• **Objective 1**
Can you return the part of the forum thread on Sanskrit transliteration language codes between "Shree Devi Kumar" and "IAST) in webpages?", inclusive, copied word for word?
• **Objective 2**
In the forum thread on Sanskrit transliteration language codes, which code did the first poster use for IAST/ISO romanization?

#### Source text ####

Language codes to use for sanskrit transliteration

383 views
Skip to first unread message

Shree Devi Kumar

unread,
Apr 9, 2016, 12:26:25 PM4/9/16
to sanskrit-programmers
What are the recommended language codes to be used for sanskrit transliteration (ITRANS, IAST) in webpages?

I have used en_IN for ITRANS and sa-Latn for IAST/ISO romanization, but they are marked with errors/warninsg - http://hreflang.ninja/check/?url=http%3A%2F%2Fsanskritdocuments.org%2Fdoc_deities_misc%2FrAdhAparihAra.html%3Flang%3Dsa-Latn

Here is a sample of how it is defined in the webpage - view-source:http://sanskritdocuments.org/doc_z_misc_major_works/meghanew.html?lang=en-IN


<meta name="keywords" content="॥ मेघदूत (कालिदास) ॥, .. meghadUta (kAlidAsa) .., , philosophy \ hinduism \ religion , kalidasa , pramukha , doc_z_misc_major_works, major_works, , meghanew, Sanskrit, UTF-8, Unicode, Devanagari, ITRANS, IAST, Roman, Sanskrit Transliteration,संस्कृत ">
<meta name="description" content="॥ मेघदूत (कालिदास) ॥, , .. meghadUta (kAlidAsa) .., Sanskrit text in Unicode Devanagari, other Indian languages, ITRANS and IAST (Roman) encoding as pdf and webpage">
<base href="http://sanskritdocuments.org/">
<link rel="alternate" href="./doc_z_misc_major_works/meghanew.html?lang=sa" hreflang="x-default" >
<link rel="alternate" href="./doc_z_misc_major_works/meghanew.html?lang=sa" hreflang="sa" >
<link rel="alternate" href="./doc_z_misc_major_works/meghanew.html?lang=sa-Latn" hreflang="sa-Latn" >
<link rel="alternate" href="./doc_z_misc_major_works/meghanew.html?lang=en-IN" hreflang="en-IN" >
<link rel="alternate" href="./doc_z_misc_major_works/meghanew.html?lang=ta" hreflang="ta" >
<link rel="alternate" href="./doc_z_misc_major_works/meghanew.html?lang=kn" hreflang="kn" >
<link rel="alternate" href="./doc_z_misc_major_works/meghanew.html?lang=te" hreflang="te" >
<link rel="alternate" href="./doc_z_misc_major_works/meghanew.html?lang=ml" hreflang="ml" >
<link rel="alternate" href="./doc_z_misc_major_works/meghanew.html?lang=or" hreflang="or" >
<link rel="alternate" href="./doc_z_misc_major_works/meghanew.html?lang=gu" hreflang="gu" >
<link rel="alternate" href="./doc_z_misc_major_works/meghanew.html?lang=bn" hreflang="bn" >
<link rel="alternate" href="./doc_z_misc_major_works/meghanew.html?lang=pa" hreflang="pa" >
<link rel="alternate" href="./doc_z_misc_major_works/meghanew.html?lang=hi" hreflang="hi" >

Any suggestions ...

विश्वासो वासुकिजः (Vishvas Vasuki)

unread,
Apr 9, 2016, 1:28:14 PM4/9/16
to sanskrit-programmers
Just guessing: would sa-US work?

--
You received this message because you are subscribed to the Google Groups "sanskrit-programmers" group.

#### Material shown ####

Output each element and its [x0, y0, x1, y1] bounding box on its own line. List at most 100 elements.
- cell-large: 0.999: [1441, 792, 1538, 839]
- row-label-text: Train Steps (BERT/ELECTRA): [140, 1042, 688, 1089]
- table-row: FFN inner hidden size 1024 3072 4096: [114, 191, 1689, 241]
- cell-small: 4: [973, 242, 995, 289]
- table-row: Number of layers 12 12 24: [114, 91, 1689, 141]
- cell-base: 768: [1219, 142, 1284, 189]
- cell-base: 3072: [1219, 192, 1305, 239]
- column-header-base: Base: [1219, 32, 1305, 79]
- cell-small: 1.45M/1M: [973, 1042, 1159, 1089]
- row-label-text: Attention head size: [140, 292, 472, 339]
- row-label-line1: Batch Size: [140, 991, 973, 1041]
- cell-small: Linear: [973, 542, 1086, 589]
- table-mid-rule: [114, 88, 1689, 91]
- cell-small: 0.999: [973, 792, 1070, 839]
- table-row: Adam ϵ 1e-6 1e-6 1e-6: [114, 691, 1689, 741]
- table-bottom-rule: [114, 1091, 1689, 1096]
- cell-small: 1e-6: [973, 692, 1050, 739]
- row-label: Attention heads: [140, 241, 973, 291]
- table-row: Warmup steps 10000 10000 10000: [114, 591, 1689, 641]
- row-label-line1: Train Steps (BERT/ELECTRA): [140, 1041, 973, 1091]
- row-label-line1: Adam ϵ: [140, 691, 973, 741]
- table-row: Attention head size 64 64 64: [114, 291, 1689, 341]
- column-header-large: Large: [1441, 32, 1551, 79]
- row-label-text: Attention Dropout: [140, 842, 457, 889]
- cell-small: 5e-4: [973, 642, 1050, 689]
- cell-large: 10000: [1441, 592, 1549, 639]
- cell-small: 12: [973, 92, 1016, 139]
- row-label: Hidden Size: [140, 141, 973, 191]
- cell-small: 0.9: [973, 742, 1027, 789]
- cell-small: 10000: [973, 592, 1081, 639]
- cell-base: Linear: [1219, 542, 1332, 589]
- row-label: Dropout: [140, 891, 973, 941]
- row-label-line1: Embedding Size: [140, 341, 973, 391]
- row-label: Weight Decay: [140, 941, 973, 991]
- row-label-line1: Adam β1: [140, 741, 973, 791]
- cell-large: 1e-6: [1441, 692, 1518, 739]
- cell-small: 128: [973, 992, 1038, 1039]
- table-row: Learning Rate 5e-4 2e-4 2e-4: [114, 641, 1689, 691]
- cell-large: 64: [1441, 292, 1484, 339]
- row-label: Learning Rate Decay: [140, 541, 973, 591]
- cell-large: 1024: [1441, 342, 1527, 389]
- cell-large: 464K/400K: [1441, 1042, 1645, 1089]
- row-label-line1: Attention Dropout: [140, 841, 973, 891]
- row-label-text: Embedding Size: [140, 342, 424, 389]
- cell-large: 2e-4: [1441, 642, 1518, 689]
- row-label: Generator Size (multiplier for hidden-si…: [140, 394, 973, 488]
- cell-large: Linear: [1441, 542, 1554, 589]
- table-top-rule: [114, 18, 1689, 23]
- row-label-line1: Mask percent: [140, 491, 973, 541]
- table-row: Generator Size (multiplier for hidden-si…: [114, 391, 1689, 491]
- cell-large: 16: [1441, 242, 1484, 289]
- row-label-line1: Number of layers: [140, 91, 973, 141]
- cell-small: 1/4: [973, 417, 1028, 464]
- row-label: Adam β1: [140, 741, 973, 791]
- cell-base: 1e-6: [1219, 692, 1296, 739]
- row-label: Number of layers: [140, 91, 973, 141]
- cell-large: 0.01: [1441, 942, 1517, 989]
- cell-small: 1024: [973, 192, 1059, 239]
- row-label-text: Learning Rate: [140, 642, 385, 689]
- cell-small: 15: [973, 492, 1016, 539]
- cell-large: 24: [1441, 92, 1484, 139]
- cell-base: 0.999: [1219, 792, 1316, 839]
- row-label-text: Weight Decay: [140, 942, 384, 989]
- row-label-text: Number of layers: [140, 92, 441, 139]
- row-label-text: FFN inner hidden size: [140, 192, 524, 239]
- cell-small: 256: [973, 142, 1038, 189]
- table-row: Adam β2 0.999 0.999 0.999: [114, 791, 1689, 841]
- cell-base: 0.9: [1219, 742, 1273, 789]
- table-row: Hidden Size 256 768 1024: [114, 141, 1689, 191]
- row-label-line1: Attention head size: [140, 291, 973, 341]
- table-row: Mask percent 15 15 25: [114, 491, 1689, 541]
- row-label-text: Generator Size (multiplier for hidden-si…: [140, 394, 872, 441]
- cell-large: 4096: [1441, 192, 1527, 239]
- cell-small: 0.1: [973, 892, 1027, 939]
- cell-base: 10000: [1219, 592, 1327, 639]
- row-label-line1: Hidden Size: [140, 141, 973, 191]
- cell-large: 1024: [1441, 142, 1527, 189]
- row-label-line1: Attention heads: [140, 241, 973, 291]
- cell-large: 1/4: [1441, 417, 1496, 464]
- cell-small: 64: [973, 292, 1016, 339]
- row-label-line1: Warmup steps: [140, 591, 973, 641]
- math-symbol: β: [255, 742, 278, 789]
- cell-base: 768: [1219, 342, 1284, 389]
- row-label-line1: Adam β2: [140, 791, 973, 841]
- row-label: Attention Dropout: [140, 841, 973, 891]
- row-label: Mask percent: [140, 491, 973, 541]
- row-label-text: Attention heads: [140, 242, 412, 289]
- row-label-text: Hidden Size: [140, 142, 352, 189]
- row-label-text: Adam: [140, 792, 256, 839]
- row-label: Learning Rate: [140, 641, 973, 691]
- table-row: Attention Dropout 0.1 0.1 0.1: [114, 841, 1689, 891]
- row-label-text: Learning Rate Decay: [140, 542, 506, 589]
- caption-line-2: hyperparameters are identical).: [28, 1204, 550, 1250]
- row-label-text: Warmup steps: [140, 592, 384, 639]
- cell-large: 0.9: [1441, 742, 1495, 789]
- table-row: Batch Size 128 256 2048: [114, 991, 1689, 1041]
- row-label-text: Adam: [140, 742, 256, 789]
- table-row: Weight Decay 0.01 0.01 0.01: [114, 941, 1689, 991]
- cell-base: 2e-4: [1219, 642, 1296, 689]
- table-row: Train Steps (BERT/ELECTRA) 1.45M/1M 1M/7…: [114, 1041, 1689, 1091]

####

• **Complete response 1**
Shree Devi Kumar

unread,
Apr 9, 2016, 12:26:25 PM4/9/16
to sanskrit-programmers
What are the recommended language codes to be used for sanskrit transliteration (ITRANS, IAST) in webpages?

• **Complete response 2**
sa-Latn